■ SET PROBLEM
Take the material and output all of it exactly.
* begin *
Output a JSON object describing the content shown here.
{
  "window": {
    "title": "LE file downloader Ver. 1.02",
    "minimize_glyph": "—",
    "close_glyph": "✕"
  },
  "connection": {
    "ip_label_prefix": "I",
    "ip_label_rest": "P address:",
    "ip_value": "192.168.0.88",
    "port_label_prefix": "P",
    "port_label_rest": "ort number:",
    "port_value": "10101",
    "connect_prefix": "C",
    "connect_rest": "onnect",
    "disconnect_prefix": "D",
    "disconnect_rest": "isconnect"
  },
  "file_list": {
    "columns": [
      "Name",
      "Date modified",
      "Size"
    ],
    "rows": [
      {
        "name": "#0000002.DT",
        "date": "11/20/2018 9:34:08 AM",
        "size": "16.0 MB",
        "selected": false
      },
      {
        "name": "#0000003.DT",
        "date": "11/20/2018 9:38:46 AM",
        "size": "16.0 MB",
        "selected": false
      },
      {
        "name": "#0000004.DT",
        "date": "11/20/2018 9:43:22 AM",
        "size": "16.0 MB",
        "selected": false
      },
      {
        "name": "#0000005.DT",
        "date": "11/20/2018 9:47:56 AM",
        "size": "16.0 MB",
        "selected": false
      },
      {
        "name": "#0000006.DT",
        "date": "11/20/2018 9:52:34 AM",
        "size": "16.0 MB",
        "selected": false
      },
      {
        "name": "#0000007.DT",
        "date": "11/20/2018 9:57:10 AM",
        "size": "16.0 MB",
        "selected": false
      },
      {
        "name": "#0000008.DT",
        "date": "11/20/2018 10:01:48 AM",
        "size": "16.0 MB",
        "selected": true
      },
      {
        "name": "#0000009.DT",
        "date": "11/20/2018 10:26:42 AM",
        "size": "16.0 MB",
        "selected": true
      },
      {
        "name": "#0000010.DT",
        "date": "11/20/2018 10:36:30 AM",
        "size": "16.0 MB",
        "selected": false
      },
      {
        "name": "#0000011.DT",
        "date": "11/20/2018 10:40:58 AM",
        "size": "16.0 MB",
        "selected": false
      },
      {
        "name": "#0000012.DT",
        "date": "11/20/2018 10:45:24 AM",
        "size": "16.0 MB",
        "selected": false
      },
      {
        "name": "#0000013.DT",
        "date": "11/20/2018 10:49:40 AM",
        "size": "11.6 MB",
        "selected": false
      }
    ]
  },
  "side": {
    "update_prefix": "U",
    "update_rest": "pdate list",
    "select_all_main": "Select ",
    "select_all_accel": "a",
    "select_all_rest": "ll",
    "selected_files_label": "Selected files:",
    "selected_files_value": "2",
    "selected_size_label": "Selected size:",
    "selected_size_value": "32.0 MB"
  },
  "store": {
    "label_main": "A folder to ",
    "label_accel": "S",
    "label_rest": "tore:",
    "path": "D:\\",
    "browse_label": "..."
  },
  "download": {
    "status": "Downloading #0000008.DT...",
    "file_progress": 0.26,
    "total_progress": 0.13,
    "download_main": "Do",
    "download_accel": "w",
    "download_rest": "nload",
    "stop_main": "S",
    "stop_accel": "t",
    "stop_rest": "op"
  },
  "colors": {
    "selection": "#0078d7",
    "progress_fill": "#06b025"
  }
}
* end *
■ CORRECT OUTPUT
Output a JSON object describing the content shown here.
{
  "window": {
    "title": "LE file downloader Ver. 1.02",
    "minimize_glyph": "—",
    "close_glyph": "✕"
  },
  "connection": {
    "ip_label_prefix": "I",
    "ip_label_rest": "P address:",
    "ip_value": "192.168.0.88",
    "port_label_prefix": "P",
    "port_label_rest": "ort number:",
    "port_value": "10101",
    "connect_prefix": "C",
    "connect_rest": "onnect",
    "disconnect_prefix": "D",
    "disconnect_rest": "isconnect"
  },
  "file_list": {
    "columns": [
      "Name",
      "Date modified",
      "Size"
    ],
    "rows": [
      {
        "name": "#0000002.DT",
        "date": "11/20/2018 9:34:08 AM",
        "size": "16.0 MB",
        "selected": false
      },
      {
        "name": "#0000003.DT",
        "date": "11/20/2018 9:38:46 AM",
        "size": "16.0 MB",
        "selected": false
      },
      {
        "name": "#0000004.DT",
        "date": "11/20/2018 9:43:22 AM",
        "size": "16.0 MB",
        "selected": false
      },
      {
        "name": "#0000005.DT",
        "date": "11/20/2018 9:47:56 AM",
        "size": "16.0 MB",
        "selected": false
      },
      {
        "name": "#0000006.DT",
        "date": "11/20/2018 9:52:34 AM",
        "size": "16.0 MB",
        "selected": false
      },
      {
        "name": "#0000007.DT",
        "date": "11/20/2018 9:57:10 AM",
        "size": "16.0 MB",
        "selected": false
      },
      {
        "name": "#0000008.DT",
        "date": "11/20/2018 10:01:48 AM",
        "size": "16.0 MB",
        "selected": true
      },
      {
        "name": "#0000009.DT",
        "date": "11/20/2018 10:26:42 AM",
        "size": "16.0 MB",
        "selected": true
      },
      {
        "name": "#0000010.DT",
        "date": "11/20/2018 10:36:30 AM",
        "size": "16.0 MB",
        "selected": false
      },
      {
        "name": "#0000011.DT",
        "date": "11/20/2018 10:40:58 AM",
        "size": "16.0 MB",
        "selected": false
      },
      {
        "name": "#0000012.DT",
        "date": "11/20/2018 10:45:24 AM",
        "size": "16.0 MB",
        "selected": false
      },
      {
        "name": "#0000013.DT",
        "date": "11/20/2018 10:49:40 AM",
        "size": "11.6 MB",
        "selected": false
      }
    ]
  },
  "side": {
    "update_prefix": "U",
    "update_rest": "pdate list",
    "select_all_main": "Select ",
    "select_all_accel": "a",
    "select_all_rest": "ll",
    "selected_files_label": "Selected files:",
    "selected_files_value": "2",
    "selected_size_label": "Selected size:",
    "selected_size_value": "32.0 MB"
  },
  "store": {
    "label_main": "A folder to ",
    "label_accel": "S",
    "label_rest": "tore:",
    "path": "D:\\",
    "browse_label": "..."
  },
  "download": {
    "status": "Downloading #0000008.DT...",
    "file_progress": 0.26,
    "total_progress": 0.13,
    "download_main": "Do",
    "download_accel": "w",
    "download_rest": "nload",
    "stop_main": "S",
    "stop_accel": "t",
    "stop_rest": "op"
  },
  "colors": {
    "selection": "#0078d7",
    "progress_fill": "#06b025"
  }
}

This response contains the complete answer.